> Listing:

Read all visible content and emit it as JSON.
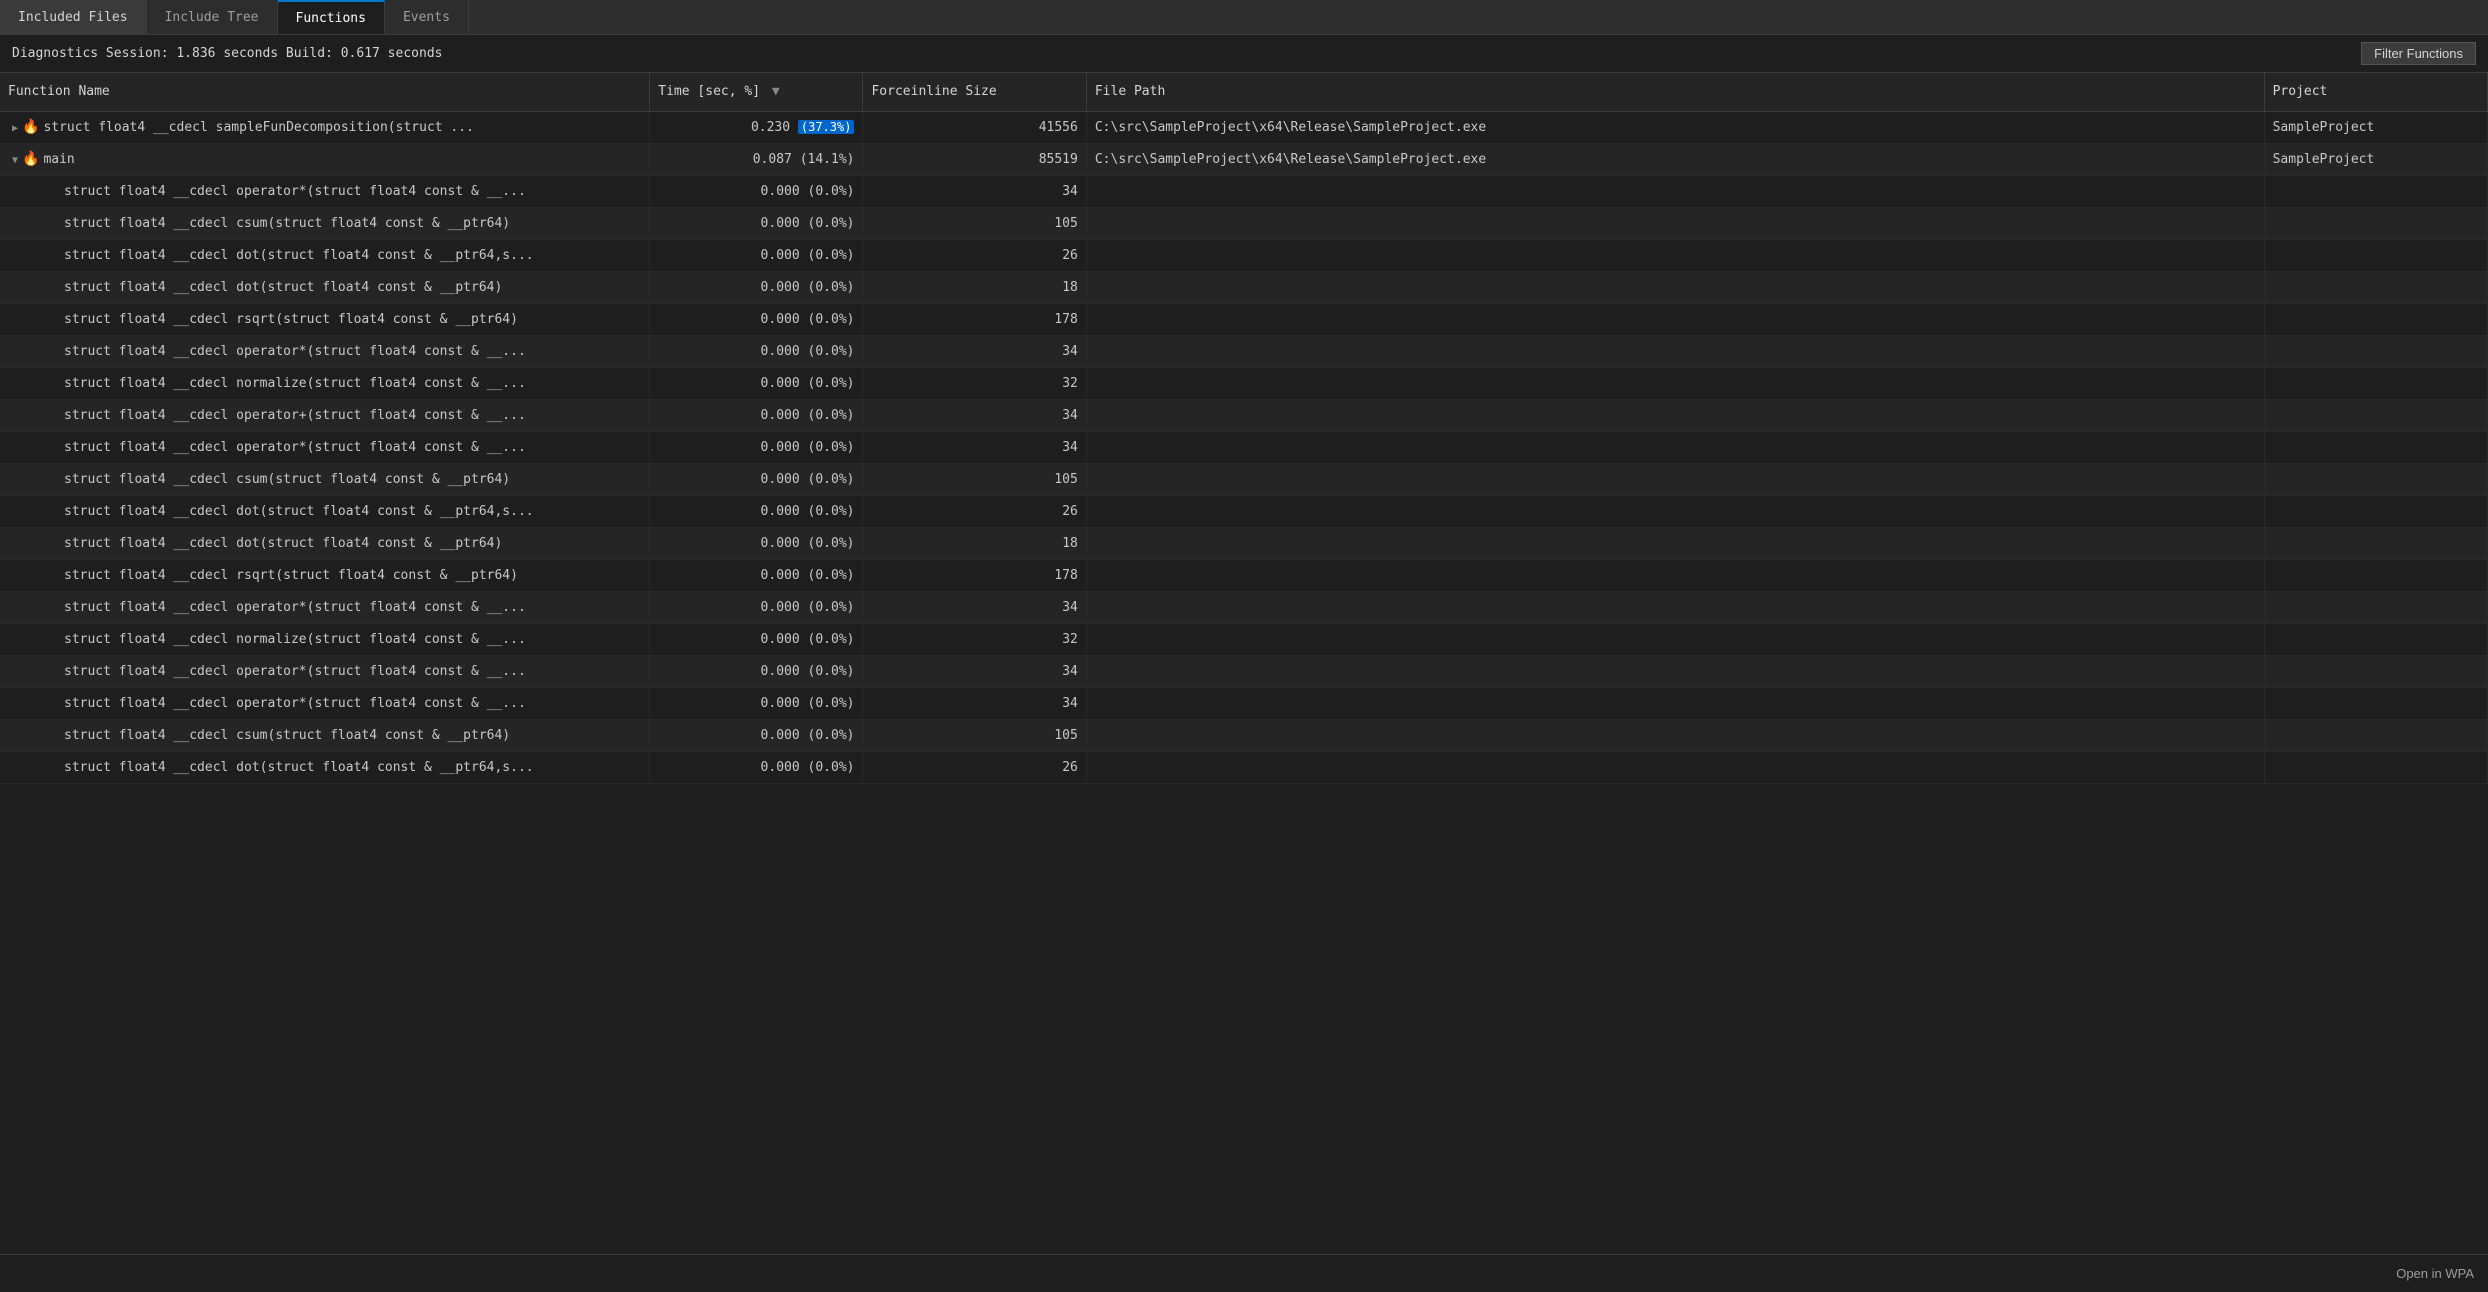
{
  "tabs": [
    {
      "id": "included-files",
      "label": "Included Files",
      "active": false
    },
    {
      "id": "include-tree",
      "label": "Include Tree",
      "active": false
    },
    {
      "id": "functions",
      "label": "Functions",
      "active": true
    },
    {
      "id": "events",
      "label": "Events",
      "active": false
    }
  ],
  "status": {
    "text": "Diagnostics Session: 1.836 seconds  Build: 0.617 seconds"
  },
  "filter_button_label": "Filter Functions",
  "open_wpa_label": "Open in WPA",
  "columns": {
    "name": "Function Name",
    "time": "Time [sec, %]",
    "force": "Forceinline Size",
    "path": "File Path",
    "project": "Project"
  },
  "rows": [
    {
      "indent": 0,
      "expandable": true,
      "expanded": false,
      "has_fire": true,
      "name": "struct float4 __cdecl sampleFunDecomposition(struct ...",
      "time_val": "0.230",
      "time_pct": "37.3%",
      "time_pct_highlight": true,
      "force": "41556",
      "path": "C:\\src\\SampleProject\\x64\\Release\\SampleProject.exe",
      "project": "SampleProject"
    },
    {
      "indent": 0,
      "expandable": true,
      "expanded": true,
      "has_fire": true,
      "name": "main",
      "time_val": "0.087",
      "time_pct": "14.1%",
      "time_pct_highlight": false,
      "force": "85519",
      "path": "C:\\src\\SampleProject\\x64\\Release\\SampleProject.exe",
      "project": "SampleProject"
    },
    {
      "indent": 1,
      "expandable": false,
      "expanded": false,
      "has_fire": false,
      "name": "struct float4 __cdecl operator*(struct float4 const & __...",
      "time_val": "0.000",
      "time_pct": "0.0%",
      "time_pct_highlight": false,
      "force": "34",
      "path": "",
      "project": ""
    },
    {
      "indent": 1,
      "expandable": false,
      "expanded": false,
      "has_fire": false,
      "name": "struct float4 __cdecl csum(struct float4 const & __ptr64)",
      "time_val": "0.000",
      "time_pct": "0.0%",
      "time_pct_highlight": false,
      "force": "105",
      "path": "",
      "project": ""
    },
    {
      "indent": 1,
      "expandable": false,
      "expanded": false,
      "has_fire": false,
      "name": "struct float4 __cdecl dot(struct float4 const & __ptr64,s...",
      "time_val": "0.000",
      "time_pct": "0.0%",
      "time_pct_highlight": false,
      "force": "26",
      "path": "",
      "project": ""
    },
    {
      "indent": 1,
      "expandable": false,
      "expanded": false,
      "has_fire": false,
      "name": "struct float4 __cdecl dot(struct float4 const & __ptr64)",
      "time_val": "0.000",
      "time_pct": "0.0%",
      "time_pct_highlight": false,
      "force": "18",
      "path": "",
      "project": ""
    },
    {
      "indent": 1,
      "expandable": false,
      "expanded": false,
      "has_fire": false,
      "name": "struct float4 __cdecl rsqrt(struct float4 const & __ptr64)",
      "time_val": "0.000",
      "time_pct": "0.0%",
      "time_pct_highlight": false,
      "force": "178",
      "path": "",
      "project": ""
    },
    {
      "indent": 1,
      "expandable": false,
      "expanded": false,
      "has_fire": false,
      "name": "struct float4 __cdecl operator*(struct float4 const & __...",
      "time_val": "0.000",
      "time_pct": "0.0%",
      "time_pct_highlight": false,
      "force": "34",
      "path": "",
      "project": ""
    },
    {
      "indent": 1,
      "expandable": false,
      "expanded": false,
      "has_fire": false,
      "name": "struct float4 __cdecl normalize(struct float4 const & __...",
      "time_val": "0.000",
      "time_pct": "0.0%",
      "time_pct_highlight": false,
      "force": "32",
      "path": "",
      "project": ""
    },
    {
      "indent": 1,
      "expandable": false,
      "expanded": false,
      "has_fire": false,
      "name": "struct float4 __cdecl operator+(struct float4 const & __...",
      "time_val": "0.000",
      "time_pct": "0.0%",
      "time_pct_highlight": false,
      "force": "34",
      "path": "",
      "project": ""
    },
    {
      "indent": 1,
      "expandable": false,
      "expanded": false,
      "has_fire": false,
      "name": "struct float4 __cdecl operator*(struct float4 const & __...",
      "time_val": "0.000",
      "time_pct": "0.0%",
      "time_pct_highlight": false,
      "force": "34",
      "path": "",
      "project": ""
    },
    {
      "indent": 1,
      "expandable": false,
      "expanded": false,
      "has_fire": false,
      "name": "struct float4 __cdecl csum(struct float4 const & __ptr64)",
      "time_val": "0.000",
      "time_pct": "0.0%",
      "time_pct_highlight": false,
      "force": "105",
      "path": "",
      "project": ""
    },
    {
      "indent": 1,
      "expandable": false,
      "expanded": false,
      "has_fire": false,
      "name": "struct float4 __cdecl dot(struct float4 const & __ptr64,s...",
      "time_val": "0.000",
      "time_pct": "0.0%",
      "time_pct_highlight": false,
      "force": "26",
      "path": "",
      "project": ""
    },
    {
      "indent": 1,
      "expandable": false,
      "expanded": false,
      "has_fire": false,
      "name": "struct float4 __cdecl dot(struct float4 const & __ptr64)",
      "time_val": "0.000",
      "time_pct": "0.0%",
      "time_pct_highlight": false,
      "force": "18",
      "path": "",
      "project": ""
    },
    {
      "indent": 1,
      "expandable": false,
      "expanded": false,
      "has_fire": false,
      "name": "struct float4 __cdecl rsqrt(struct float4 const & __ptr64)",
      "time_val": "0.000",
      "time_pct": "0.0%",
      "time_pct_highlight": false,
      "force": "178",
      "path": "",
      "project": ""
    },
    {
      "indent": 1,
      "expandable": false,
      "expanded": false,
      "has_fire": false,
      "name": "struct float4 __cdecl operator*(struct float4 const & __...",
      "time_val": "0.000",
      "time_pct": "0.0%",
      "time_pct_highlight": false,
      "force": "34",
      "path": "",
      "project": ""
    },
    {
      "indent": 1,
      "expandable": false,
      "expanded": false,
      "has_fire": false,
      "name": "struct float4 __cdecl normalize(struct float4 const & __...",
      "time_val": "0.000",
      "time_pct": "0.0%",
      "time_pct_highlight": false,
      "force": "32",
      "path": "",
      "project": ""
    },
    {
      "indent": 1,
      "expandable": false,
      "expanded": false,
      "has_fire": false,
      "name": "struct float4 __cdecl operator*(struct float4 const & __...",
      "time_val": "0.000",
      "time_pct": "0.0%",
      "time_pct_highlight": false,
      "force": "34",
      "path": "",
      "project": ""
    },
    {
      "indent": 1,
      "expandable": false,
      "expanded": false,
      "has_fire": false,
      "name": "struct float4 __cdecl operator*(struct float4 const & __...",
      "time_val": "0.000",
      "time_pct": "0.0%",
      "time_pct_highlight": false,
      "force": "34",
      "path": "",
      "project": ""
    },
    {
      "indent": 1,
      "expandable": false,
      "expanded": false,
      "has_fire": false,
      "name": "struct float4 __cdecl csum(struct float4 const & __ptr64)",
      "time_val": "0.000",
      "time_pct": "0.0%",
      "time_pct_highlight": false,
      "force": "105",
      "path": "",
      "project": ""
    },
    {
      "indent": 1,
      "expandable": false,
      "expanded": false,
      "has_fire": false,
      "name": "struct float4 __cdecl dot(struct float4 const & __ptr64,s...",
      "time_val": "0.000",
      "time_pct": "0.0%",
      "time_pct_highlight": false,
      "force": "26",
      "path": "",
      "project": ""
    }
  ]
}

> Written exercise:
Reproduce the full material exactly, excluding the pictures.

> Reply:
Read all visible content and emit it as JSON.
{
  "tabs": [
    {
      "id": "included-files",
      "label": "Included Files",
      "active": false
    },
    {
      "id": "include-tree",
      "label": "Include Tree",
      "active": false
    },
    {
      "id": "functions",
      "label": "Functions",
      "active": true
    },
    {
      "id": "events",
      "label": "Events",
      "active": false
    }
  ],
  "status": {
    "text": "Diagnostics Session: 1.836 seconds  Build: 0.617 seconds"
  },
  "filter_button_label": "Filter Functions",
  "open_wpa_label": "Open in WPA",
  "columns": {
    "name": "Function Name",
    "time": "Time [sec, %]",
    "force": "Forceinline Size",
    "path": "File Path",
    "project": "Project"
  },
  "rows": [
    {
      "indent": 0,
      "expandable": true,
      "expanded": false,
      "has_fire": true,
      "name": "struct float4 __cdecl sampleFunDecomposition(struct ...",
      "time_val": "0.230",
      "time_pct": "37.3%",
      "time_pct_highlight": true,
      "force": "41556",
      "path": "C:\\src\\SampleProject\\x64\\Release\\SampleProject.exe",
      "project": "SampleProject"
    },
    {
      "indent": 0,
      "expandable": true,
      "expanded": true,
      "has_fire": true,
      "name": "main",
      "time_val": "0.087",
      "time_pct": "14.1%",
      "time_pct_highlight": false,
      "force": "85519",
      "path": "C:\\src\\SampleProject\\x64\\Release\\SampleProject.exe",
      "project": "SampleProject"
    },
    {
      "indent": 1,
      "expandable": false,
      "expanded": false,
      "has_fire": false,
      "name": "struct float4 __cdecl operator*(struct float4 const & __...",
      "time_val": "0.000",
      "time_pct": "0.0%",
      "time_pct_highlight": false,
      "force": "34",
      "path": "",
      "project": ""
    },
    {
      "indent": 1,
      "expandable": false,
      "expanded": false,
      "has_fire": false,
      "name": "struct float4 __cdecl csum(struct float4 const & __ptr64)",
      "time_val": "0.000",
      "time_pct": "0.0%",
      "time_pct_highlight": false,
      "force": "105",
      "path": "",
      "project": ""
    },
    {
      "indent": 1,
      "expandable": false,
      "expanded": false,
      "has_fire": false,
      "name": "struct float4 __cdecl dot(struct float4 const & __ptr64,s...",
      "time_val": "0.000",
      "time_pct": "0.0%",
      "time_pct_highlight": false,
      "force": "26",
      "path": "",
      "project": ""
    },
    {
      "indent": 1,
      "expandable": false,
      "expanded": false,
      "has_fire": false,
      "name": "struct float4 __cdecl dot(struct float4 const & __ptr64)",
      "time_val": "0.000",
      "time_pct": "0.0%",
      "time_pct_highlight": false,
      "force": "18",
      "path": "",
      "project": ""
    },
    {
      "indent": 1,
      "expandable": false,
      "expanded": false,
      "has_fire": false,
      "name": "struct float4 __cdecl rsqrt(struct float4 const & __ptr64)",
      "time_val": "0.000",
      "time_pct": "0.0%",
      "time_pct_highlight": false,
      "force": "178",
      "path": "",
      "project": ""
    },
    {
      "indent": 1,
      "expandable": false,
      "expanded": false,
      "has_fire": false,
      "name": "struct float4 __cdecl operator*(struct float4 const & __...",
      "time_val": "0.000",
      "time_pct": "0.0%",
      "time_pct_highlight": false,
      "force": "34",
      "path": "",
      "project": ""
    },
    {
      "indent": 1,
      "expandable": false,
      "expanded": false,
      "has_fire": false,
      "name": "struct float4 __cdecl normalize(struct float4 const & __...",
      "time_val": "0.000",
      "time_pct": "0.0%",
      "time_pct_highlight": false,
      "force": "32",
      "path": "",
      "project": ""
    },
    {
      "indent": 1,
      "expandable": false,
      "expanded": false,
      "has_fire": false,
      "name": "struct float4 __cdecl operator+(struct float4 const & __...",
      "time_val": "0.000",
      "time_pct": "0.0%",
      "time_pct_highlight": false,
      "force": "34",
      "path": "",
      "project": ""
    },
    {
      "indent": 1,
      "expandable": false,
      "expanded": false,
      "has_fire": false,
      "name": "struct float4 __cdecl operator*(struct float4 const & __...",
      "time_val": "0.000",
      "time_pct": "0.0%",
      "time_pct_highlight": false,
      "force": "34",
      "path": "",
      "project": ""
    },
    {
      "indent": 1,
      "expandable": false,
      "expanded": false,
      "has_fire": false,
      "name": "struct float4 __cdecl csum(struct float4 const & __ptr64)",
      "time_val": "0.000",
      "time_pct": "0.0%",
      "time_pct_highlight": false,
      "force": "105",
      "path": "",
      "project": ""
    },
    {
      "indent": 1,
      "expandable": false,
      "expanded": false,
      "has_fire": false,
      "name": "struct float4 __cdecl dot(struct float4 const & __ptr64,s...",
      "time_val": "0.000",
      "time_pct": "0.0%",
      "time_pct_highlight": false,
      "force": "26",
      "path": "",
      "project": ""
    },
    {
      "indent": 1,
      "expandable": false,
      "expanded": false,
      "has_fire": false,
      "name": "struct float4 __cdecl dot(struct float4 const & __ptr64)",
      "time_val": "0.000",
      "time_pct": "0.0%",
      "time_pct_highlight": false,
      "force": "18",
      "path": "",
      "project": ""
    },
    {
      "indent": 1,
      "expandable": false,
      "expanded": false,
      "has_fire": false,
      "name": "struct float4 __cdecl rsqrt(struct float4 const & __ptr64)",
      "time_val": "0.000",
      "time_pct": "0.0%",
      "time_pct_highlight": false,
      "force": "178",
      "path": "",
      "project": ""
    },
    {
      "indent": 1,
      "expandable": false,
      "expanded": false,
      "has_fire": false,
      "name": "struct float4 __cdecl operator*(struct float4 const & __...",
      "time_val": "0.000",
      "time_pct": "0.0%",
      "time_pct_highlight": false,
      "force": "34",
      "path": "",
      "project": ""
    },
    {
      "indent": 1,
      "expandable": false,
      "expanded": false,
      "has_fire": false,
      "name": "struct float4 __cdecl normalize(struct float4 const & __...",
      "time_val": "0.000",
      "time_pct": "0.0%",
      "time_pct_highlight": false,
      "force": "32",
      "path": "",
      "project": ""
    },
    {
      "indent": 1,
      "expandable": false,
      "expanded": false,
      "has_fire": false,
      "name": "struct float4 __cdecl operator*(struct float4 const & __...",
      "time_val": "0.000",
      "time_pct": "0.0%",
      "time_pct_highlight": false,
      "force": "34",
      "path": "",
      "project": ""
    },
    {
      "indent": 1,
      "expandable": false,
      "expanded": false,
      "has_fire": false,
      "name": "struct float4 __cdecl operator*(struct float4 const & __...",
      "time_val": "0.000",
      "time_pct": "0.0%",
      "time_pct_highlight": false,
      "force": "34",
      "path": "",
      "project": ""
    },
    {
      "indent": 1,
      "expandable": false,
      "expanded": false,
      "has_fire": false,
      "name": "struct float4 __cdecl csum(struct float4 const & __ptr64)",
      "time_val": "0.000",
      "time_pct": "0.0%",
      "time_pct_highlight": false,
      "force": "105",
      "path": "",
      "project": ""
    },
    {
      "indent": 1,
      "expandable": false,
      "expanded": false,
      "has_fire": false,
      "name": "struct float4 __cdecl dot(struct float4 const & __ptr64,s...",
      "time_val": "0.000",
      "time_pct": "0.0%",
      "time_pct_highlight": false,
      "force": "26",
      "path": "",
      "project": ""
    }
  ]
}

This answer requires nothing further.